What you should do
Format every nonblank line of the items below as a Markdown table with two columns, Row and Line, numbering the rows in order.

╭─ Input data

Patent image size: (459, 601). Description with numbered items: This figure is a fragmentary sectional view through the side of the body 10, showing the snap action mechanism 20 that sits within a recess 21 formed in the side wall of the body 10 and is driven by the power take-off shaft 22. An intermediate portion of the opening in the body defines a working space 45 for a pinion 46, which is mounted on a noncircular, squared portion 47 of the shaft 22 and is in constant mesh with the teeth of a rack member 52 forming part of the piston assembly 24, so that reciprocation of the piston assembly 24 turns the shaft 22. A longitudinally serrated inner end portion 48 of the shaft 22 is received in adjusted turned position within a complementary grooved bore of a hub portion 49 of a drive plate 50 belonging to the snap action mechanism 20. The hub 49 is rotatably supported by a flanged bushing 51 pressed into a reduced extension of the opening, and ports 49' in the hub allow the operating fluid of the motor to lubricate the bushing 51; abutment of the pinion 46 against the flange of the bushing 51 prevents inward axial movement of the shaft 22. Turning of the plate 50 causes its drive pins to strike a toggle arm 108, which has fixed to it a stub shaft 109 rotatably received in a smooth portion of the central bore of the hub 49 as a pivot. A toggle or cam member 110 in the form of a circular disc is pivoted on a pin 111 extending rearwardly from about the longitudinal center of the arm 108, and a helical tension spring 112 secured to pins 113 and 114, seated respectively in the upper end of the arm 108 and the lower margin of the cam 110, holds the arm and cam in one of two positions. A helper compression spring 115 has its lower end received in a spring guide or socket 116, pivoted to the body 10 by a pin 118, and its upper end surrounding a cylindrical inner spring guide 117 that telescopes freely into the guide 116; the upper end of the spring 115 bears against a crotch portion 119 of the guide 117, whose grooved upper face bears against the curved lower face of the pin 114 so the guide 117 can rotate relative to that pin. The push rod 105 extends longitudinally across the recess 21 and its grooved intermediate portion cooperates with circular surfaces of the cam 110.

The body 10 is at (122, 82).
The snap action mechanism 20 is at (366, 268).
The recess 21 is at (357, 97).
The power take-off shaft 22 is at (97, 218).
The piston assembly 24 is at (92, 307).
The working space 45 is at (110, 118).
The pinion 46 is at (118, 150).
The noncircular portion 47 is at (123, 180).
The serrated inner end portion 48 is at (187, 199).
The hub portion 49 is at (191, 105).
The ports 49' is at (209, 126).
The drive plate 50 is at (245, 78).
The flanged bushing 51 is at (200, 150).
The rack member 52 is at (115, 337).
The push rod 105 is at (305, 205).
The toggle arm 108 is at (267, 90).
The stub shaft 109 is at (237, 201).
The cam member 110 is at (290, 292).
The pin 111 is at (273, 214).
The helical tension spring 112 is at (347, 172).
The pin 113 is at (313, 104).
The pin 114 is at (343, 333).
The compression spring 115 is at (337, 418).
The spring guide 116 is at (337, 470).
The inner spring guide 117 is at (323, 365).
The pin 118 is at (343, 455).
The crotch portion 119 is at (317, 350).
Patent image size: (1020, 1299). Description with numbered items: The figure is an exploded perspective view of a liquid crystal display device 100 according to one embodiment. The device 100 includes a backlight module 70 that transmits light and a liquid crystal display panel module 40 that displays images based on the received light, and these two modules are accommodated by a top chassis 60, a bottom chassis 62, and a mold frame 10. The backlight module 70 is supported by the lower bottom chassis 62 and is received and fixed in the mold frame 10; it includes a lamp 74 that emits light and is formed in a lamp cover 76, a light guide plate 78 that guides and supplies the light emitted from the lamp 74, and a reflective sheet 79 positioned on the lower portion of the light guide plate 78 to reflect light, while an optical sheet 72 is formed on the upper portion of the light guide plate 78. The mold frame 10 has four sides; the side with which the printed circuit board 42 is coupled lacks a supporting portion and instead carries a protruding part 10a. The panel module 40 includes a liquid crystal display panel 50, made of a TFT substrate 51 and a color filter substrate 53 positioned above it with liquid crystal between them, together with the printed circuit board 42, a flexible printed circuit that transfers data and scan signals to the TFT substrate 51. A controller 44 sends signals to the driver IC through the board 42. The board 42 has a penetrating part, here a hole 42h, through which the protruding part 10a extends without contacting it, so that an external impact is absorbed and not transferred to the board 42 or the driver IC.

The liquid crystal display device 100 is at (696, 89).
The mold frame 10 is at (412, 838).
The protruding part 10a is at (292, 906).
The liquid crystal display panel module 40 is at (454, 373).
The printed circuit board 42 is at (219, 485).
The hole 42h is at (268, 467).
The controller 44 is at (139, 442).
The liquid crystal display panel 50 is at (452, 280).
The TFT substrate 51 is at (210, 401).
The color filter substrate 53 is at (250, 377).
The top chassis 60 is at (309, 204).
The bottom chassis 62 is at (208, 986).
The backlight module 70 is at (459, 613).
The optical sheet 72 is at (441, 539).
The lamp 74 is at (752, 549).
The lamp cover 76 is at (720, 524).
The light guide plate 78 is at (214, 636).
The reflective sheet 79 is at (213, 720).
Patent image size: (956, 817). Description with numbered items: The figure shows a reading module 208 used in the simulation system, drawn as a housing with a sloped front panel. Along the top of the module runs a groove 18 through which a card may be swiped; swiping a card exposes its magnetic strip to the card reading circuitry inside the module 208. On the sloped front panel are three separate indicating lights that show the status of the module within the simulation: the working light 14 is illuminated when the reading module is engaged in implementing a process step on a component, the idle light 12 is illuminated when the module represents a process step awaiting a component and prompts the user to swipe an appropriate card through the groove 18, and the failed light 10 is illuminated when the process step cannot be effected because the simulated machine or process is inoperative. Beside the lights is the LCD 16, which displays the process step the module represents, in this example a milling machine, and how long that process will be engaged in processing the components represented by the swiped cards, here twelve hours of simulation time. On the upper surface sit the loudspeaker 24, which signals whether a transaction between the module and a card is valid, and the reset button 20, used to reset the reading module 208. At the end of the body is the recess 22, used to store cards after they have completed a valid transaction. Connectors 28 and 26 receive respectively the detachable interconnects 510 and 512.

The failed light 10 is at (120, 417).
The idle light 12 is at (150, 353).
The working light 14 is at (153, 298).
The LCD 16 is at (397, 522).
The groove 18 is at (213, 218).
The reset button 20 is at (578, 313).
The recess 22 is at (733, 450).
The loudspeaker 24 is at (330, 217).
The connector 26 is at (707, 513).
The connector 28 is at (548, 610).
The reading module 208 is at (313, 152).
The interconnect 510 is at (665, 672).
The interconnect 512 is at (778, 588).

╰─

Answer for the task
| Row | Line |
|---|---|
| 1 | Patent image size: (459, 601). Description with numbered items: This figure is a fragmentary sectional view through the side of the body 10, showing the snap action mechanism 20 that sits within a recess 21 formed in the side wall of the body 10 and is driven by the power take-off shaft 22. An intermediate portion of the opening in the body defines a working space 45 for a pinion 46, which is mounted on a noncircular, squared portion 47 of the shaft 22 and is in constant mesh with the teeth of a rack member 52 forming part of the piston assembly 24, so that reciprocation of the piston assembly 24 turns the shaft 22. A longitudinally serrated inner end portion 48 of the shaft 22 is received in adjusted turned position within a complementary grooved bore of a hub portion 49 of a drive plate 50 belonging to the snap action mechanism 20. The hub 49 is rotatably supported by a flanged bushing 51 pressed into a reduced extension of the opening, and ports 49' in the hub allow the operating fluid of the motor to lubricate the bushing 51; abutment of the pinion 46 against the flange of the bushing 51 prevents inward axial movement of the shaft 22. Turning of the plate 50 causes its drive pins to strike a toggle arm 108, which has fixed to it a stub shaft 109 rotatably received in a smooth portion of the central bore of the hub 49 as a pivot. A toggle or cam member 110 in the form of a circular disc is pivoted on a pin 111 extending rearwardly from about the longitudinal center of the arm 108, and a helical tension spring 112 secured to pins 113 and 114, seated respectively in the upper end of the arm 108 and the lower margin of the cam 110, holds the arm and cam in one of two positions. A helper compression spring 115 has its lower end received in a spring guide or socket 116, pivoted to the body 10 by a pin 118, and its upper end surrounding a cylindrical inner spring guide 117 that telescopes freely into the guide 116; the upper end of the spring 115 bears against a crotch portion 119 of the guide 117, whose grooved upper face bears against the curved lower face of the pin 114 so the guide 117 can rotate relative to that pin. The push rod 105 extends longitudinally across the recess 21 and its grooved intermediate portion cooperates with circular surfaces of the cam 110. |
| 2 | The body 10 is at (122, 82). |
| 3 | The snap action mechanism 20 is at (366, 268). |
| 4 | The recess 21 is at (357, 97). |
| 5 | The power take-off shaft 22 is at (97, 218). |
| 6 | The piston assembly 24 is at (92, 307). |
| 7 | The working space 45 is at (110, 118). |
| 8 | The pinion 46 is at (118, 150). |
| 9 | The noncircular portion 47 is at (123, 180). |
| 10 | The serrated inner end portion 48 is at (187, 199). |
| 11 | The hub portion 49 is at (191, 105). |
| 12 | The ports 49' is at (209, 126). |
| 13 | The drive plate 50 is at (245, 78). |
| 14 | The flanged bushing 51 is at (200, 150). |
| 15 | The rack member 52 is at (115, 337). |
| 16 | The push rod 105 is at (305, 205). |
| 17 | The toggle arm 108 is at (267, 90). |
| 18 | The stub shaft 109 is at (237, 201). |
| 19 | The cam member 110 is at (290, 292). |
| 20 | The pin 111 is at (273, 214). |
| 21 | The helical tension spring 112 is at (347, 172). |
| 22 | The pin 113 is at (313, 104). |
| 23 | The pin 114 is at (343, 333). |
| 24 | The compression spring 115 is at (337, 418). |
| 25 | The spring guide 116 is at (337, 470). |
| 26 | The inner spring guide 117 is at (323, 365). |
| 27 | The pin 118 is at (343, 455). |
| 28 | The crotch portion 119 is at (317, 350). |
| 29 | Patent image size: (1020, 1299). Description with numbered items: The figure is an exploded perspective view of a liquid crystal display device 100 according to one embodiment. The device 100 includes a backlight module 70 that transmits light and a liquid crystal display panel module 40 that displays images based on the received light, and these two modules are accommodated by a top chassis 60, a bottom chassis 62, and a mold frame 10. The backlight module 70 is supported by the lower bottom chassis 62 and is received and fixed in the mold frame 10; it includes a lamp 74 that emits light and is formed in a lamp cover 76, a light guide plate 78 that guides and supplies the light emitted from the lamp 74, and a reflective sheet 79 positioned on the lower portion of the light guide plate 78 to reflect light, while an optical sheet 72 is formed on the upper portion of the light guide plate 78. The mold frame 10 has four sides; the side with which the printed circuit board 42 is coupled lacks a supporting portion and instead carries a protruding part 10a. The panel module 40 includes a liquid crystal display panel 50, made of a TFT substrate 51 and a color filter substrate 53 positioned above it with liquid crystal between them, together with the printed circuit board 42, a flexible printed circuit that transfers data and scan signals to the TFT substrate 51. A controller 44 sends signals to the driver IC through the board 42. The board 42 has a penetrating part, here a hole 42h, through which the protruding part 10a extends without contacting it, so that an external impact is absorbed and not transferred to the board 42 or the driver IC. |
| 30 | The liquid crystal display device 100 is at (696, 89). |
| 31 | The mold frame 10 is at (412, 838). |
| 32 | The protruding part 10a is at (292, 906). |
| 33 | The liquid crystal display panel module 40 is at (454, 373). |
| 34 | The printed circuit board 42 is at (219, 485). |
| 35 | The hole 42h is at (268, 467). |
| 36 | The controller 44 is at (139, 442). |
| 37 | The liquid crystal display panel 50 is at (452, 280). |
| 38 | The TFT substrate 51 is at (210, 401). |
| 39 | The color filter substrate 53 is at (250, 377). |
| 40 | The top chassis 60 is at (309, 204). |
| 41 | The bottom chassis 62 is at (208, 986). |
| 42 | The backlight module 70 is at (459, 613). |
| 43 | The optical sheet 72 is at (441, 539). |
| 44 | The lamp 74 is at (752, 549). |
| 45 | The lamp cover 76 is at (720, 524). |
| 46 | The light guide plate 78 is at (214, 636). |
| 47 | The reflective sheet 79 is at (213, 720). |
| 48 | Patent image size: (956, 817). Description with numbered items: The figure shows a reading module 208 used in the simulation system, drawn as a housing with a sloped front panel. Along the top of the module runs a groove 18 through which a card may be swiped; swiping a card exposes its magnetic strip to the card reading circuitry inside the module 208. On the sloped front panel are three separate indicating lights that show the status of the module within the simulation: the working light 14 is illuminated when the reading module is engaged in implementing a process step on a component, the idle light 12 is illuminated when the module represents a process step awaiting a component and prompts the user to swipe an appropriate card through the groove 18, and the failed light 10 is illuminated when the process step cannot be effected because the simulated machine or process is inoperative. Beside the lights is the LCD 16, which displays the process step the module represents, in this example a milling machine, and how long that process will be engaged in processing the components represented by the swiped cards, here twelve hours of simulation time. On the upper surface sit the loudspeaker 24, which signals whether a transaction between the module and a card is valid, and the reset button 20, used to reset the reading module 208. At the end of the body is the recess 22, used to store cards after they have completed a valid transaction. Connectors 28 and 26 receive respectively the detachable interconnects 510 and 512. |
| 49 | The failed light 10 is at (120, 417). |
| 50 | The idle light 12 is at (150, 353). |
| 51 | The working light 14 is at (153, 298). |
| 52 | The LCD 16 is at (397, 522). |
| 53 | The groove 18 is at (213, 218). |
| 54 | The reset button 20 is at (578, 313). |
| 55 | The recess 22 is at (733, 450). |
| 56 | The loudspeaker 24 is at (330, 217). |
| 57 | The connector 26 is at (707, 513). |
| 58 | The connector 28 is at (548, 610). |
| 59 | The reading module 208 is at (313, 152). |
| 60 | The interconnect 510 is at (665, 672). |
| 61 | The interconnect 512 is at (778, 588). |